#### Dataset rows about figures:
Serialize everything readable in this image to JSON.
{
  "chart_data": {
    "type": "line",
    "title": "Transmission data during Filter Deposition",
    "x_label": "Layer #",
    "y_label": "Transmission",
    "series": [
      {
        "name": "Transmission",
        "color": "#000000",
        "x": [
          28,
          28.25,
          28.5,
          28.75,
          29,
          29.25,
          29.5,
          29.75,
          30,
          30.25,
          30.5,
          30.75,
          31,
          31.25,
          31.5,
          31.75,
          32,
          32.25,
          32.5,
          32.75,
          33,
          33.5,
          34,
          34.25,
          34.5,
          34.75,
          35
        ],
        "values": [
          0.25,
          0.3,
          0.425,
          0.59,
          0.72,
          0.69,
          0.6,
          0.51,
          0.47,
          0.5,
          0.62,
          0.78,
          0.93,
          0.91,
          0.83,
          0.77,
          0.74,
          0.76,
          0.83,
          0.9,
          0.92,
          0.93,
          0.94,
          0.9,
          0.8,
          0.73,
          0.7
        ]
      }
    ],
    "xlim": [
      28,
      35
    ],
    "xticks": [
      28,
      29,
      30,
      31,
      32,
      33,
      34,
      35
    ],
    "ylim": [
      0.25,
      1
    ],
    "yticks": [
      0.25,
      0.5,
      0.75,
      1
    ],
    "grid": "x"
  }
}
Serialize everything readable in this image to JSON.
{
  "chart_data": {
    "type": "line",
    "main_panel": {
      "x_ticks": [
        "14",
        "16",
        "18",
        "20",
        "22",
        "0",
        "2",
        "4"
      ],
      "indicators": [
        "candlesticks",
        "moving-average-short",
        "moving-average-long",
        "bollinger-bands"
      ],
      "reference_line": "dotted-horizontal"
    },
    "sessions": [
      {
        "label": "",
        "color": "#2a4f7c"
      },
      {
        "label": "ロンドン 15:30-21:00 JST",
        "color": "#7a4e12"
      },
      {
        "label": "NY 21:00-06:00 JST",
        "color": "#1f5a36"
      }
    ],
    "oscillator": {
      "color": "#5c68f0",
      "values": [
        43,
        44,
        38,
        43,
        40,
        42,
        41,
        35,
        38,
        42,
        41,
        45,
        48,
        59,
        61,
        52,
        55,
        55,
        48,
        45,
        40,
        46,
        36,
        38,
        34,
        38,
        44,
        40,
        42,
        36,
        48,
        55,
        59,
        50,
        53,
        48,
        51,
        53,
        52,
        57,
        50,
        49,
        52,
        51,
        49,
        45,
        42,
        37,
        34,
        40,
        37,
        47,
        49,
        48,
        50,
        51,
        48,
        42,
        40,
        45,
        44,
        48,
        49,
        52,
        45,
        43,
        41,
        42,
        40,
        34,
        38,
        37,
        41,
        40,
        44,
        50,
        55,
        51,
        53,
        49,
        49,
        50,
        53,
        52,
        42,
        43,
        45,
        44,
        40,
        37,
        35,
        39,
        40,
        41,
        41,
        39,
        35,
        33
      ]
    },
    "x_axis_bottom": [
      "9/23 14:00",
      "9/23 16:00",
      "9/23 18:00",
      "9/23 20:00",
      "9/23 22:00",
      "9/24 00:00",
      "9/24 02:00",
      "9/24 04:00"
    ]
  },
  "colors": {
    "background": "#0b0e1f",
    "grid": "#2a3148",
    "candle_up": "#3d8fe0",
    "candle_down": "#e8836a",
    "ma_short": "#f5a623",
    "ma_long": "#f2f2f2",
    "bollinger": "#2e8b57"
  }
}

#### WRITTEN INSTRUCTION:
Please repeat the material above, word for word and in full.

#### COMPLETE RESPONSE:
Serialize everything readable in this image to JSON.
{
  "chart_data": {
    "type": "line",
    "title": "Transmission data during Filter Deposition",
    "x_label": "Layer #",
    "y_label": "Transmission",
    "series": [
      {
        "name": "Transmission",
        "color": "#000000",
        "x": [
          28,
          28.25,
          28.5,
          28.75,
          29,
          29.25,
          29.5,
          29.75,
          30,
          30.25,
          30.5,
          30.75,
          31,
          31.25,
          31.5,
          31.75,
          32,
          32.25,
          32.5,
          32.75,
          33,
          33.5,
          34,
          34.25,
          34.5,
          34.75,
          35
        ],
        "values": [
          0.25,
          0.3,
          0.425,
          0.59,
          0.72,
          0.69,
          0.6,
          0.51,
          0.47,
          0.5,
          0.62,
          0.78,
          0.93,
          0.91,
          0.83,
          0.77,
          0.74,
          0.76,
          0.83,
          0.9,
          0.92,
          0.93,
          0.94,
          0.9,
          0.8,
          0.73,
          0.7
        ]
      }
    ],
    "xlim": [
      28,
      35
    ],
    "xticks": [
      28,
      29,
      30,
      31,
      32,
      33,
      34,
      35
    ],
    "ylim": [
      0.25,
      1
    ],
    "yticks": [
      0.25,
      0.5,
      0.75,
      1
    ],
    "grid": "x"
  }
}
Serialize everything readable in this image to JSON.
{
  "chart_data": {
    "type": "line",
    "main_panel": {
      "x_ticks": [
        "14",
        "16",
        "18",
        "20",
        "22",
        "0",
        "2",
        "4"
      ],
      "indicators": [
        "candlesticks",
        "moving-average-short",
        "moving-average-long",
        "bollinger-bands"
      ],
      "reference_line": "dotted-horizontal"
    },
    "sessions": [
      {
        "label": "",
        "color": "#2a4f7c"
      },
      {
        "label": "ロンドン 15:30-21:00 JST",
        "color": "#7a4e12"
      },
      {
        "label": "NY 21:00-06:00 JST",
        "color": "#1f5a36"
      }
    ],
    "oscillator": {
      "color": "#5c68f0",
      "values": [
        43,
        44,
        38,
        43,
        40,
        42,
        41,
        35,
        38,
        42,
        41,
        45,
        48,
        59,
        61,
        52,
        55,
        55,
        48,
        45,
        40,
        46,
        36,
        38,
        34,
        38,
        44,
        40,
        42,
        36,
        48,
        55,
        59,
        50,
        53,
        48,
        51,
        53,
        52,
        57,
        50,
        49,
        52,
        51,
        49,
        45,
        42,
        37,
        34,
        40,
        37,
        47,
        49,
        48,
        50,
        51,
        48,
        42,
        40,
        45,
        44,
        48,
        49,
        52,
        45,
        43,
        41,
        42,
        40,
        34,
        38,
        37,
        41,
        40,
        44,
        50,
        55,
        51,
        53,
        49,
        49,
        50,
        53,
        52,
        42,
        43,
        45,
        44,
        40,
        37,
        35,
        39,
        40,
        41,
        41,
        39,
        35,
        33
      ]
    },
    "x_axis_bottom": [
      "9/23 14:00",
      "9/23 16:00",
      "9/23 18:00",
      "9/23 20:00",
      "9/23 22:00",
      "9/24 00:00",
      "9/24 02:00",
      "9/24 04:00"
    ]
  },
  "colors": {
    "background": "#0b0e1f",
    "grid": "#2a3148",
    "candle_up": "#3d8fe0",
    "candle_down": "#e8836a",
    "ma_short": "#f5a623",
    "ma_long": "#f2f2f2",
    "bollinger": "#2e8b57"
  }
}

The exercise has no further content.